>> begin RECORD EXCERPTS

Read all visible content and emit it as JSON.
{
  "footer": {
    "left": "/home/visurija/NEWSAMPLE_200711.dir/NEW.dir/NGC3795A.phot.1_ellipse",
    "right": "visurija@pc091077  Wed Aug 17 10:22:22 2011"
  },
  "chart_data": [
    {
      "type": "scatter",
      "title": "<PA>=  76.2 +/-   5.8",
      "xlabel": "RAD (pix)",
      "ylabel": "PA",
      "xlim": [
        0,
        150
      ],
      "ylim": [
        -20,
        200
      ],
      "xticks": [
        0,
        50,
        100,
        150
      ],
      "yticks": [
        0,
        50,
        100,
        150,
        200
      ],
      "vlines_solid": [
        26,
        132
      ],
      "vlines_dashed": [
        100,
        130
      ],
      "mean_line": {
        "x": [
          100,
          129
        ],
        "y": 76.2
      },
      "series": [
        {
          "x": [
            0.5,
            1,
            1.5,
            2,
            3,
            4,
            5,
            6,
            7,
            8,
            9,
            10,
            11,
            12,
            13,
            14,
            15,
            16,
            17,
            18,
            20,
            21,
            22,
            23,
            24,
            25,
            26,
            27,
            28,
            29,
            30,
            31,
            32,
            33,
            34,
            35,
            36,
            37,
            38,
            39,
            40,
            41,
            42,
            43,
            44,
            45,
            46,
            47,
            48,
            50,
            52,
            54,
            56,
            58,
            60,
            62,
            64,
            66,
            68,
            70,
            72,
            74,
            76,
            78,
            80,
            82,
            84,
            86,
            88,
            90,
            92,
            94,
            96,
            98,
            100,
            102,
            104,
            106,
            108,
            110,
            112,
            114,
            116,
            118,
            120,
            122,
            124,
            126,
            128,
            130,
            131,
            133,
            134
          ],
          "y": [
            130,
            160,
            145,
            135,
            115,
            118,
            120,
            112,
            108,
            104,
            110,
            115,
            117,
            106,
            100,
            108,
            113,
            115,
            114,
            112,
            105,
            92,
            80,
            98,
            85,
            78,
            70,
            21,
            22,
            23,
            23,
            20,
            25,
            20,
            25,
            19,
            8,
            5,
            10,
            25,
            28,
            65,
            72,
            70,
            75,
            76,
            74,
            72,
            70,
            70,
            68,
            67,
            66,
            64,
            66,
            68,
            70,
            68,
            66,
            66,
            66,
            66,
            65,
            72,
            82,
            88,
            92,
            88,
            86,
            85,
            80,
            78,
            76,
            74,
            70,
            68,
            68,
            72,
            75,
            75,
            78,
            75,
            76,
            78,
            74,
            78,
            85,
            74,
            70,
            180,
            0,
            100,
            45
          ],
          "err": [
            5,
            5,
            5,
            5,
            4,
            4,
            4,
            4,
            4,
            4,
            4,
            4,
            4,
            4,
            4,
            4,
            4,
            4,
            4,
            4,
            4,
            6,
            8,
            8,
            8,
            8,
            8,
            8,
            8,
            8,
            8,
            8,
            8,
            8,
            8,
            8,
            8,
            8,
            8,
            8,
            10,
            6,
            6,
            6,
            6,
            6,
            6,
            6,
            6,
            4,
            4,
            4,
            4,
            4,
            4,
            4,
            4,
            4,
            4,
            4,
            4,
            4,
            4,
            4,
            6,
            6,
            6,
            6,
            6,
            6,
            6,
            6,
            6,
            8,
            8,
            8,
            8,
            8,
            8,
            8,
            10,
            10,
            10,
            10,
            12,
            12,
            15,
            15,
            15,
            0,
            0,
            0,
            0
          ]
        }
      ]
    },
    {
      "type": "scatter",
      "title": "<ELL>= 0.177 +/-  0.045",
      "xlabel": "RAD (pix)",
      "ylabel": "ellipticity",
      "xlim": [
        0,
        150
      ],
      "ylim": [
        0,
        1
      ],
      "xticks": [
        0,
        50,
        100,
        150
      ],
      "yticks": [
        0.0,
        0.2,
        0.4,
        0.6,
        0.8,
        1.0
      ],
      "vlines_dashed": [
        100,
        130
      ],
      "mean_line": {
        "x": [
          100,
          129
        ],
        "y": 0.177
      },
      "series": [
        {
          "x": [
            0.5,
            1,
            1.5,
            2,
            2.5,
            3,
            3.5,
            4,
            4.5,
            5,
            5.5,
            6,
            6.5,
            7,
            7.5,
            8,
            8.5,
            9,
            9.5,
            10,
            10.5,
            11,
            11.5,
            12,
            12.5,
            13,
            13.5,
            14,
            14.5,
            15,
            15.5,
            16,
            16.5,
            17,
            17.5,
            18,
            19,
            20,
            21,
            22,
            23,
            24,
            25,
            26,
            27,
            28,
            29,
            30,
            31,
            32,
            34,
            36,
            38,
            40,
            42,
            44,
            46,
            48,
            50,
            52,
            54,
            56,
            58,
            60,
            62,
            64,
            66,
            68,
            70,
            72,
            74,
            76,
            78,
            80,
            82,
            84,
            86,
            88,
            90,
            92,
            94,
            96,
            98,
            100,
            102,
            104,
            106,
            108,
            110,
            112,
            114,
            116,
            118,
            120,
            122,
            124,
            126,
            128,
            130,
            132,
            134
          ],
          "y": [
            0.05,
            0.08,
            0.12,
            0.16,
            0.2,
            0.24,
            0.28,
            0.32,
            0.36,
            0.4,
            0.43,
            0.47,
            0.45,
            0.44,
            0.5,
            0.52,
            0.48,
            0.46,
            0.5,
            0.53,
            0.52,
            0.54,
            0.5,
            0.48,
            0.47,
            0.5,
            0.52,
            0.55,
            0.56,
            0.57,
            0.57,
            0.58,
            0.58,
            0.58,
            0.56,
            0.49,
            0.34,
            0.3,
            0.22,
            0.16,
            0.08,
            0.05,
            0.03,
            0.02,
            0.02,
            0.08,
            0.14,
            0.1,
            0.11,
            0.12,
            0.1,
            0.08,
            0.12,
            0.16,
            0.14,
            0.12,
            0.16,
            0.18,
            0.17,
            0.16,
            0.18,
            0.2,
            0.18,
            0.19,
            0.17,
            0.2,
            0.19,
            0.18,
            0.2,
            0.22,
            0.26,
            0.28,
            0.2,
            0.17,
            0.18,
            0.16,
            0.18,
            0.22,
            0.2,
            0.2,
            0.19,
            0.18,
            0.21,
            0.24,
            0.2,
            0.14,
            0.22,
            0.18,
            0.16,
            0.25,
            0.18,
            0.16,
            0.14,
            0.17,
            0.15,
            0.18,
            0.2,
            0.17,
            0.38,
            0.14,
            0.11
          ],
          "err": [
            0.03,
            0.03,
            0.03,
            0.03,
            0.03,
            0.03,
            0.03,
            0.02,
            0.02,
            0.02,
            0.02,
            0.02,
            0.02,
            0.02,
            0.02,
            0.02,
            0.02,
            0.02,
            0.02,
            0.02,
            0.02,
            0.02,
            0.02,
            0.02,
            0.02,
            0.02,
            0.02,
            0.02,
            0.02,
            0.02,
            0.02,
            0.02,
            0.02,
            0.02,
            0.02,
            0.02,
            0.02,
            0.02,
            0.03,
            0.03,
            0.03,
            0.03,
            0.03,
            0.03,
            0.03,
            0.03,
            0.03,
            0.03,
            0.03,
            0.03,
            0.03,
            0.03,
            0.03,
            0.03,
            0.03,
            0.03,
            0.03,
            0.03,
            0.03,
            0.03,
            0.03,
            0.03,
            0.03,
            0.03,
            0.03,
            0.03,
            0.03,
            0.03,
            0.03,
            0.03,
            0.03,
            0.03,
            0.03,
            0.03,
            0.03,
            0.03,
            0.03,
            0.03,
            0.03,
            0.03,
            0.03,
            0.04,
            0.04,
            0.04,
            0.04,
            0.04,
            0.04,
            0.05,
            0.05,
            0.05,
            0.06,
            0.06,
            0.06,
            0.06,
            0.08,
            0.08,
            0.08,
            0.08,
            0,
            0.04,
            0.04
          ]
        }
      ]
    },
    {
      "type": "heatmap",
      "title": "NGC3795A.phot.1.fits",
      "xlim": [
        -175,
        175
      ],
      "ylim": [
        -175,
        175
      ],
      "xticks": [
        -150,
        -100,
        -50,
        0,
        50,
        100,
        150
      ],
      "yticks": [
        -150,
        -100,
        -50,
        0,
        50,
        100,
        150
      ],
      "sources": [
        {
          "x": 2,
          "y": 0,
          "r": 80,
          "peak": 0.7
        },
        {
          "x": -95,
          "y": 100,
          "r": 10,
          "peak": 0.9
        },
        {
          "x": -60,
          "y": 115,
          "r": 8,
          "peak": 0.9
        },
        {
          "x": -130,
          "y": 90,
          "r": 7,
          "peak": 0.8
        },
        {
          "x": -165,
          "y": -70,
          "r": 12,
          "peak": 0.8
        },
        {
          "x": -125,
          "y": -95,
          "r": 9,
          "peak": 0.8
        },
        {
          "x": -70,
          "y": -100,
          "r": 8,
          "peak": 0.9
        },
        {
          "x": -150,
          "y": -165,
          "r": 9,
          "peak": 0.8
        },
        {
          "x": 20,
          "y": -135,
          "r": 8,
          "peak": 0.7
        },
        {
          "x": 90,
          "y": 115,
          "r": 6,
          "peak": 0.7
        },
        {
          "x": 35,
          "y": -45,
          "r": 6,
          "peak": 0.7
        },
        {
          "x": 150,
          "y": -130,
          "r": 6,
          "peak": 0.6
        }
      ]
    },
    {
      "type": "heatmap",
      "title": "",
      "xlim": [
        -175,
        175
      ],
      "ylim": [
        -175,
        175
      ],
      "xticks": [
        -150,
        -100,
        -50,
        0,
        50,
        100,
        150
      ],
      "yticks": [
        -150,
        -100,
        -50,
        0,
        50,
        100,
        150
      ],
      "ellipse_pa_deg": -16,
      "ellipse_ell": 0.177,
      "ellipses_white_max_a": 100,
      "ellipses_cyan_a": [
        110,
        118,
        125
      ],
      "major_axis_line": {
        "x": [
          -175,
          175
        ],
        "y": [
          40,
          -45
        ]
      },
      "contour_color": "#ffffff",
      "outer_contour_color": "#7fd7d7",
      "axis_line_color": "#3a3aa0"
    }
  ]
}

>> end RECORD EXCERPTS

* [THE EXERCISE] Copy in full each line that holds the word "phot".

* [EXPECTED ANSWER]
    "left": "/home/visurija/NEWSAMPLE_200711.dir/NEW.dir/NGC3795A.phot.1_ellipse",
      "title": "NGC3795A.phot.1.fits",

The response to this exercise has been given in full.